* What to do *
Collect, in full, every line of the entries below that contains the word "style".

* Data provided *
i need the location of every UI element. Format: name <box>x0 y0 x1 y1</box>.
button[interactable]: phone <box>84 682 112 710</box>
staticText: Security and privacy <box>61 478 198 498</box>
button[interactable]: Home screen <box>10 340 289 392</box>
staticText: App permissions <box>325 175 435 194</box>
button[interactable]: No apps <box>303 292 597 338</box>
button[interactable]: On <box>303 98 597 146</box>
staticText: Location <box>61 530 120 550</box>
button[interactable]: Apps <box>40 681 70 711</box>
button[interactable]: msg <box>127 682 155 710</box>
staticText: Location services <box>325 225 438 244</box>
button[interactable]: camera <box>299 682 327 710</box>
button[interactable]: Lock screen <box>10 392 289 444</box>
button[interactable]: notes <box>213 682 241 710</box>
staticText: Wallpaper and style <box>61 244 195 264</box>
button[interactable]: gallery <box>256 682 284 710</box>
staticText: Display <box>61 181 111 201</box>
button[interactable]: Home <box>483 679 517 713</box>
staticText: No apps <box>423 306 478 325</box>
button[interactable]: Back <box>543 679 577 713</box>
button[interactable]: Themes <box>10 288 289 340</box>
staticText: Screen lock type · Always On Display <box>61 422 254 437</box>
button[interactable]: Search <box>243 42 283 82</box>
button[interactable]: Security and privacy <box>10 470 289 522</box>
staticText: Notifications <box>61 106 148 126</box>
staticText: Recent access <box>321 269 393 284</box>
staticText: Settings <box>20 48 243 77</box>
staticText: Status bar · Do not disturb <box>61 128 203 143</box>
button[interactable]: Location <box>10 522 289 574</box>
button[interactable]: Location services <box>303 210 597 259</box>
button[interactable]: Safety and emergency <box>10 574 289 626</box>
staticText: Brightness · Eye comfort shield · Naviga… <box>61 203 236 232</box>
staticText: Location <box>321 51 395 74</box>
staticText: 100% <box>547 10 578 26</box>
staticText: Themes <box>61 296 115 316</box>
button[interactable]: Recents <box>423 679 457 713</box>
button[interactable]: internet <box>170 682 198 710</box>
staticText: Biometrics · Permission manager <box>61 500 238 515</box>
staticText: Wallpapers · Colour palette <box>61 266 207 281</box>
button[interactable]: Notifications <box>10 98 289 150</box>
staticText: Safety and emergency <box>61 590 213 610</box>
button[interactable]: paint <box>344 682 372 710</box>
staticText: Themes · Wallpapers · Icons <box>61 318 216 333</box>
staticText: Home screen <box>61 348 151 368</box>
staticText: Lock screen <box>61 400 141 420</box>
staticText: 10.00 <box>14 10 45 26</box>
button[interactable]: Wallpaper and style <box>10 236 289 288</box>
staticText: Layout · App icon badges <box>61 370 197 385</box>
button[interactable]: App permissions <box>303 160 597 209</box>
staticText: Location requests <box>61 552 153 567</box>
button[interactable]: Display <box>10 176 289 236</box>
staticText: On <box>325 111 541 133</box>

* Full solution *
staticText: Wallpaper and style <box>61 244 195 264</box>
button[interactable]: Wallpaper and style <box>10 236 289 288</box>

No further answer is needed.